Given problem
Return each line containing the string "screenshot".

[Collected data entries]
┄┄┄┄┄┄
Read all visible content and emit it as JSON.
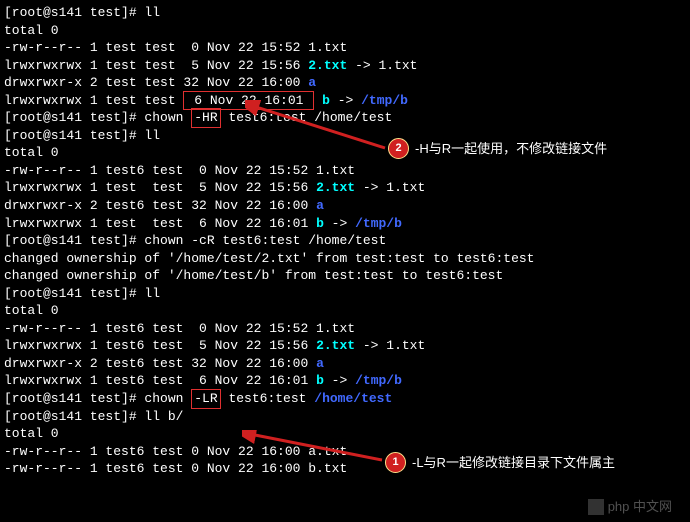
{
  "prompt1": "[root@s141 test]# ll",
  "total0": "total 0",
  "block1": {
    "l1": "-rw-r--r-- 1 test test  0 Nov 22 15:52 1.txt",
    "l2a": "lrwxrwxrwx 1 test test  5 Nov 22 15:56 ",
    "l2b": "2.txt",
    "l2c": " -> 1.txt",
    "l3a": "drwxrwxr-x 2 test test 32 Nov 22 16:00 ",
    "l3b": "a",
    "l4a": "lrwxrwxrwx 1 test test ",
    "l4b": " 6 Nov 22 16:01 ",
    "l4c": "b",
    "l4d": " -> ",
    "l4e": "/tmp/b"
  },
  "cmd_hr_a": "[root@s141 test]# chown ",
  "cmd_hr_box": "-HR",
  "cmd_hr_b": " test6:test /home/test",
  "prompt2": "[root@s141 test]# ll",
  "block2": {
    "l1": "-rw-r--r-- 1 test6 test  0 Nov 22 15:52 1.txt",
    "l2a": "lrwxrwxrwx 1 test  test  5 Nov 22 15:56 ",
    "l2b": "2.txt",
    "l2c": " -> 1.txt",
    "l3a": "drwxrwxr-x 2 test6 test 32 Nov 22 16:00 ",
    "l3b": "a",
    "l4a": "lrwxrwxrwx 1 test  test  6 Nov 22 16:01 ",
    "l4c": "b",
    "l4d": " -> ",
    "l4e": "/tmp/b"
  },
  "cmd_cr": "[root@s141 test]# chown -cR test6:test /home/test",
  "changed1": "changed ownership of '/home/test/2.txt' from test:test to test6:test",
  "changed2": "changed ownership of '/home/test/b' from test:test to test6:test",
  "prompt3": "[root@s141 test]# ll",
  "block3": {
    "l1": "-rw-r--r-- 1 test6 test  0 Nov 22 15:52 1.txt",
    "l2a": "lrwxrwxrwx 1 test6 test  5 Nov 22 15:56 ",
    "l2b": "2.txt",
    "l2c": " -> 1.txt",
    "l3a": "drwxrwxr-x 2 test6 test 32 Nov 22 16:00 ",
    "l3b": "a",
    "l4a": "lrwxrwxrwx 1 test6 test  6 Nov 22 16:01 ",
    "l4c": "b",
    "l4d": " -> ",
    "l4e": "/tmp/b"
  },
  "cmd_lr_a": "[root@s141 test]# chown ",
  "cmd_lr_box": "-LR",
  "cmd_lr_b": " test6:test ",
  "cmd_lr_path": "/home/test",
  "prompt4": "[root@s141 test]# ll b/",
  "block4": {
    "l1": "-rw-r--r-- 1 test6 test 0 Nov 22 16:00 a.txt",
    "l2": "-rw-r--r-- 1 test6 test 0 Nov 22 16:00 b.txt"
  },
  "annot2_num": "2",
  "annot2_text": "-H与R一起使用，不修改链接文件",
  "annot1_num": "1",
  "annot1_text": "-L与R一起修改链接目录下文件属主",
  "watermark": "php 中文网"
}
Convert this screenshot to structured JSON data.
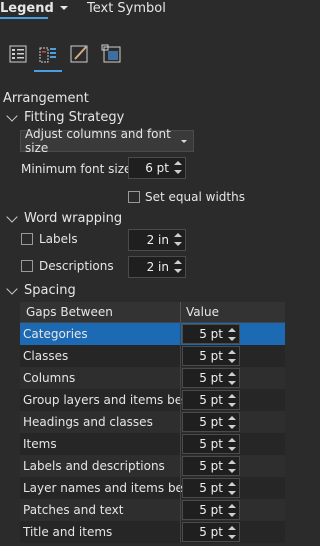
{
  "tabs": {
    "active": "Legend",
    "other": "Text Symbol"
  },
  "icons": [
    "legend-items-icon",
    "arrangement-icon",
    "display-icon",
    "placement-icon"
  ],
  "arrangement": {
    "title": "Arrangement",
    "fitting": {
      "title": "Fitting Strategy",
      "strategy": "Adjust columns and font size",
      "min_font_label": "Minimum font size",
      "min_font_value": "6 pt",
      "equal_widths_label": "Set equal widths"
    },
    "wrapping": {
      "title": "Word wrapping",
      "labels_label": "Labels",
      "labels_value": "2 in",
      "desc_label": "Descriptions",
      "desc_value": "2 in"
    },
    "spacing": {
      "title": "Spacing",
      "col_gap": "Gaps Between",
      "col_value": "Value",
      "rows": [
        {
          "name": "Categories",
          "value": "5 pt"
        },
        {
          "name": "Classes",
          "value": "5 pt"
        },
        {
          "name": "Columns",
          "value": "5 pt"
        },
        {
          "name": "Group layers and items below",
          "value": "5 pt"
        },
        {
          "name": "Headings and classes",
          "value": "5 pt"
        },
        {
          "name": "Items",
          "value": "5 pt"
        },
        {
          "name": "Labels and descriptions",
          "value": "5 pt"
        },
        {
          "name": "Layer names and items below",
          "value": "5 pt"
        },
        {
          "name": "Patches and text",
          "value": "5 pt"
        },
        {
          "name": "Title and items",
          "value": "5 pt"
        }
      ]
    }
  },
  "colors": {
    "background": "#2b2b2b",
    "accent": "#4a9fe0",
    "selection": "#1c6ab4"
  }
}
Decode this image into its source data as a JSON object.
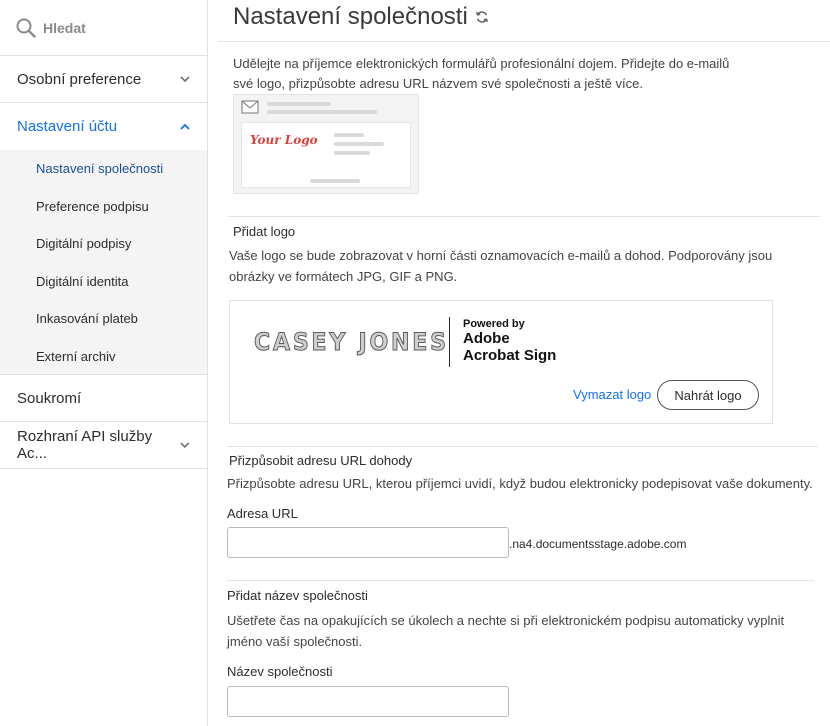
{
  "sidebar": {
    "search_label": "Hledat",
    "items": [
      {
        "label": "Osobní preference"
      },
      {
        "label": "Nastavení účtu"
      },
      {
        "label": "Soukromí"
      },
      {
        "label": "Rozhraní API služby Ac..."
      }
    ],
    "subitems": [
      {
        "label": "Nastavení společnosti"
      },
      {
        "label": "Preference podpisu"
      },
      {
        "label": "Digitální podpisy"
      },
      {
        "label": "Digitální identita"
      },
      {
        "label": "Inkasování plateb"
      },
      {
        "label": "Externí archiv"
      }
    ]
  },
  "main": {
    "title": "Nastavení společnosti",
    "intro": "Udělejte na příjemce elektronických formulářů profesionální dojem. Přidejte do e-mailů své logo, přizpůsobte adresu URL názvem své společnosti a ještě více.",
    "preview_logo_text": "Your Logo",
    "add_logo": {
      "title": "Přidat logo",
      "description": "Vaše logo se bude zobrazovat v horní části oznamovacích e-mailů a dohod. Podporovány jsou obrázky ve formátech JPG, GIF a PNG.",
      "company_logo_text": "CASEY JONES",
      "powered_by": "Powered by",
      "brand_line1": "Adobe",
      "brand_line2": "Acrobat Sign",
      "remove_label": "Vymazat logo",
      "upload_label": "Nahrát logo"
    },
    "url": {
      "title": "Přizpůsobit adresu URL dohody",
      "description": "Přizpůsobte adresu URL, kterou příjemci uvidí, když budou elektronicky podepisovat vaše dokumenty.",
      "field_label": "Adresa URL",
      "value": "",
      "suffix": ".na4.documentsstage.adobe.com"
    },
    "company_name": {
      "title": "Přidat název společnosti",
      "description": "Ušetřete čas na opakujících se úkolech a nechte si při elektronickém podpisu automaticky vyplnit jméno vaší společnosti.",
      "field_label": "Název společnosti",
      "value": ""
    }
  },
  "colors": {
    "accent": "#1473e6",
    "active_subitem": "#1a4f9c",
    "logo_red": "#d9413b"
  }
}
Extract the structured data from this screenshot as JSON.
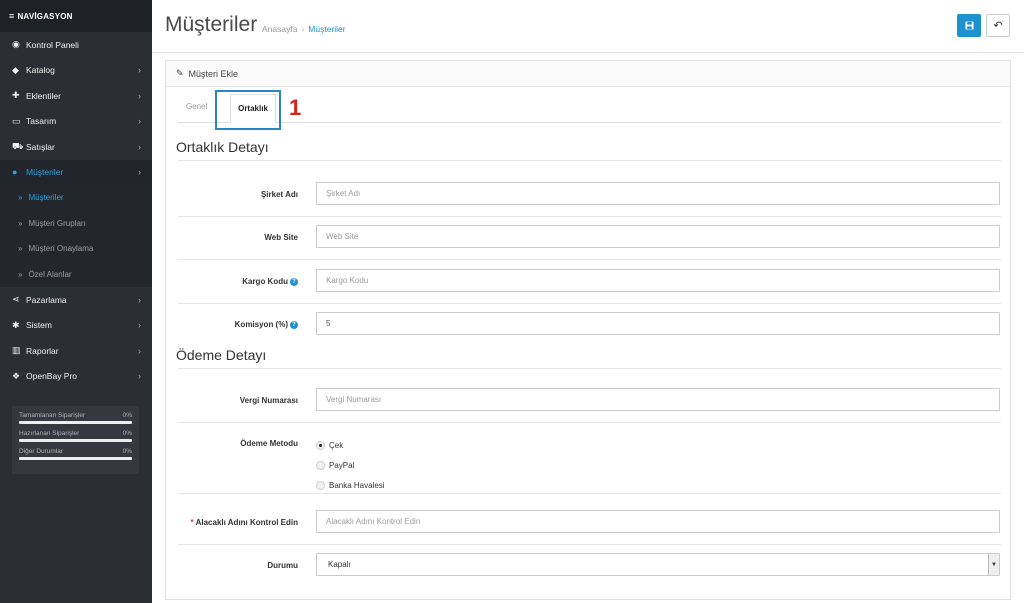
{
  "sidebar": {
    "title": "NAVİGASYON",
    "items": [
      {
        "label": "Kontrol Paneli",
        "icon": "dashboard-icon",
        "chevron": false
      },
      {
        "label": "Katalog",
        "icon": "tag-icon",
        "chevron": true
      },
      {
        "label": "Eklentiler",
        "icon": "puzzle-icon",
        "chevron": true
      },
      {
        "label": "Tasarım",
        "icon": "monitor-icon",
        "chevron": true
      },
      {
        "label": "Satışlar",
        "icon": "cart-icon",
        "chevron": true
      },
      {
        "label": "Müşteriler",
        "icon": "user-icon",
        "chevron": true,
        "active": true
      }
    ],
    "subitems": [
      {
        "label": "Müşteriler",
        "active": true
      },
      {
        "label": "Müşteri Grupları"
      },
      {
        "label": "Müşteri Onaylama"
      },
      {
        "label": "Özel Alanlar"
      }
    ],
    "items2": [
      {
        "label": "Pazarlama",
        "icon": "share-icon",
        "chevron": true
      },
      {
        "label": "Sistem",
        "icon": "cog-icon",
        "chevron": true
      },
      {
        "label": "Raporlar",
        "icon": "bar-chart-icon",
        "chevron": true
      },
      {
        "label": "OpenBay Pro",
        "icon": "cubes-icon",
        "chevron": true
      }
    ],
    "stats": [
      {
        "label": "Tamamlanan Siparişler",
        "value": "0%"
      },
      {
        "label": "Hazırlanan Siparişler",
        "value": "0%"
      },
      {
        "label": "Diğer Durumlar",
        "value": "0%"
      }
    ]
  },
  "header": {
    "title": "Müşteriler",
    "breadcrumb": [
      "Anasayfa",
      "Müşteriler"
    ],
    "breadcrumb_sep": "›"
  },
  "panel": {
    "heading": "Müşteri Ekle",
    "tabs": [
      "Genel",
      "Ortaklık"
    ],
    "annotation": "1"
  },
  "affiliate": {
    "section_title": "Ortaklık Detayı",
    "company_label": "Şirket Adı",
    "company_placeholder": "Şirket Adı",
    "website_label": "Web Site",
    "website_placeholder": "Web Site",
    "tracking_label": "Kargo Kodu",
    "tracking_placeholder": "Kargo Kodu",
    "commission_label": "Komisyon (%)",
    "commission_value": "5"
  },
  "payment": {
    "section_title": "Ödeme Detayı",
    "tax_label": "Vergi Numarası",
    "tax_placeholder": "Vergi Numarası",
    "method_label": "Ödeme Metodu",
    "methods": [
      "Çek",
      "PayPal",
      "Banka Havalesi"
    ],
    "selected_method": "Çek",
    "payee_label": "Alacaklı Adını Kontrol Edin",
    "payee_placeholder": "Alacaklı Adını Kontrol Edin",
    "status_label": "Durumu",
    "status_value": "Kapalı"
  },
  "colors": {
    "sidebar_bg": "#2b2e35",
    "accent": "#1e91cf",
    "annotation_box": "#2a86c2",
    "annotation_num": "#d0271e"
  }
}
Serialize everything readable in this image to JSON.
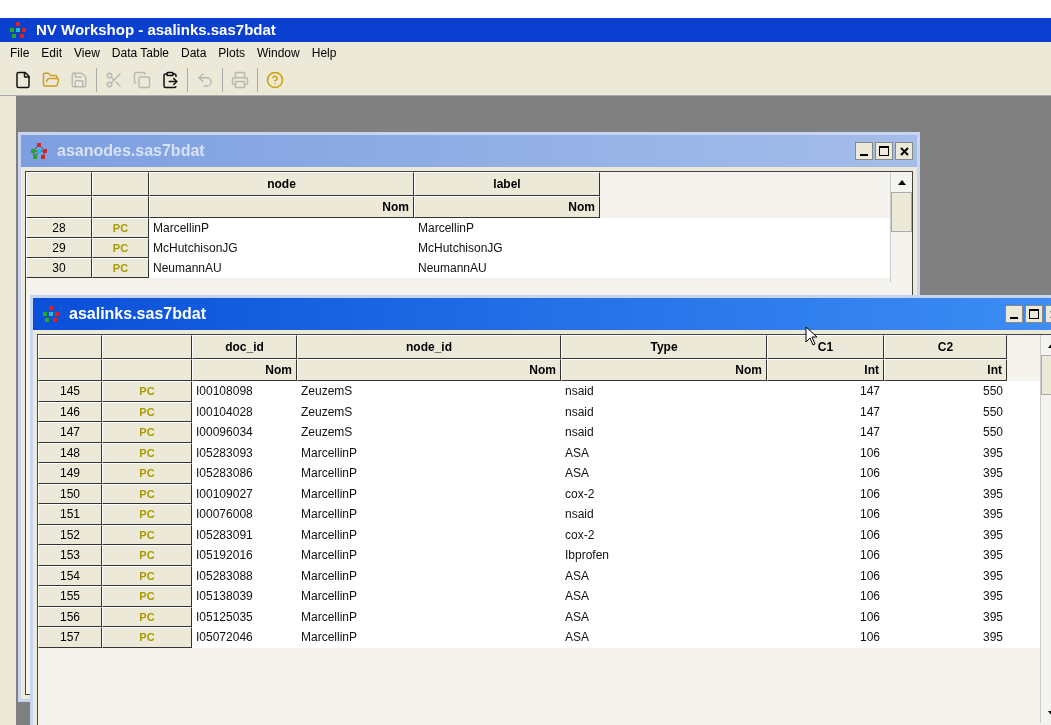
{
  "app": {
    "title": "NV Workshop - asalinks.sas7bdat"
  },
  "menu": [
    "File",
    "Edit",
    "View",
    "Data Table",
    "Data",
    "Plots",
    "Window",
    "Help"
  ],
  "toolbar": [
    {
      "kind": "new",
      "disabled": false
    },
    {
      "kind": "open",
      "disabled": false
    },
    {
      "kind": "save",
      "disabled": true
    },
    {
      "kind": "separator"
    },
    {
      "kind": "cut",
      "disabled": true
    },
    {
      "kind": "copy",
      "disabled": true
    },
    {
      "kind": "paste",
      "disabled": false
    },
    {
      "kind": "separator"
    },
    {
      "kind": "undo",
      "disabled": true
    },
    {
      "kind": "separator"
    },
    {
      "kind": "print",
      "disabled": true
    },
    {
      "kind": "separator"
    },
    {
      "kind": "help",
      "disabled": false
    }
  ],
  "windows": [
    {
      "title": "asanodes.sas7bdat",
      "active": false,
      "columns": [
        {
          "name": "node",
          "type": "Nom"
        },
        {
          "name": "label",
          "type": "Nom"
        }
      ],
      "rows": [
        {
          "number": "28",
          "flag": "PC",
          "cells": [
            "MarcellinP",
            "MarcellinP"
          ]
        },
        {
          "number": "29",
          "flag": "PC",
          "cells": [
            "McHutchisonJG",
            "McHutchisonJG"
          ]
        },
        {
          "number": "30",
          "flag": "PC",
          "cells": [
            "NeumannAU",
            "NeumannAU"
          ]
        }
      ]
    },
    {
      "title": "asalinks.sas7bdat",
      "active": true,
      "columns": [
        {
          "name": "doc_id",
          "type": "Nom"
        },
        {
          "name": "node_id",
          "type": "Nom"
        },
        {
          "name": "Type",
          "type": "Nom"
        },
        {
          "name": "C1",
          "type": "Int"
        },
        {
          "name": "C2",
          "type": "Int"
        }
      ],
      "rows": [
        {
          "number": "145",
          "flag": "PC",
          "cells": [
            "I00108098",
            "ZeuzemS",
            "nsaid",
            "147",
            "550"
          ]
        },
        {
          "number": "146",
          "flag": "PC",
          "cells": [
            "I00104028",
            "ZeuzemS",
            "nsaid",
            "147",
            "550"
          ]
        },
        {
          "number": "147",
          "flag": "PC",
          "cells": [
            "I00096034",
            "ZeuzemS",
            "nsaid",
            "147",
            "550"
          ]
        },
        {
          "number": "148",
          "flag": "PC",
          "cells": [
            "I05283093",
            "MarcellinP",
            "ASA",
            "106",
            "395"
          ]
        },
        {
          "number": "149",
          "flag": "PC",
          "cells": [
            "I05283086",
            "MarcellinP",
            "ASA",
            "106",
            "395"
          ]
        },
        {
          "number": "150",
          "flag": "PC",
          "cells": [
            "I00109027",
            "MarcellinP",
            "cox-2",
            "106",
            "395"
          ]
        },
        {
          "number": "151",
          "flag": "PC",
          "cells": [
            "I00076008",
            "MarcellinP",
            "nsaid",
            "106",
            "395"
          ]
        },
        {
          "number": "152",
          "flag": "PC",
          "cells": [
            "I05283091",
            "MarcellinP",
            "cox-2",
            "106",
            "395"
          ]
        },
        {
          "number": "153",
          "flag": "PC",
          "cells": [
            "I05192016",
            "MarcellinP",
            "Ibprofen",
            "106",
            "395"
          ]
        },
        {
          "number": "154",
          "flag": "PC",
          "cells": [
            "I05283088",
            "MarcellinP",
            "ASA",
            "106",
            "395"
          ]
        },
        {
          "number": "155",
          "flag": "PC",
          "cells": [
            "I05138039",
            "MarcellinP",
            "ASA",
            "106",
            "395"
          ]
        },
        {
          "number": "156",
          "flag": "PC",
          "cells": [
            "I05125035",
            "MarcellinP",
            "ASA",
            "106",
            "395"
          ]
        },
        {
          "number": "157",
          "flag": "PC",
          "cells": [
            "I05072046",
            "MarcellinP",
            "ASA",
            "106",
            "395"
          ]
        }
      ]
    }
  ]
}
┄┄┄┄┄┄
Result below
Convert this screenshot to structured JSON data.
Extract the structured data from this screenshot as JSON.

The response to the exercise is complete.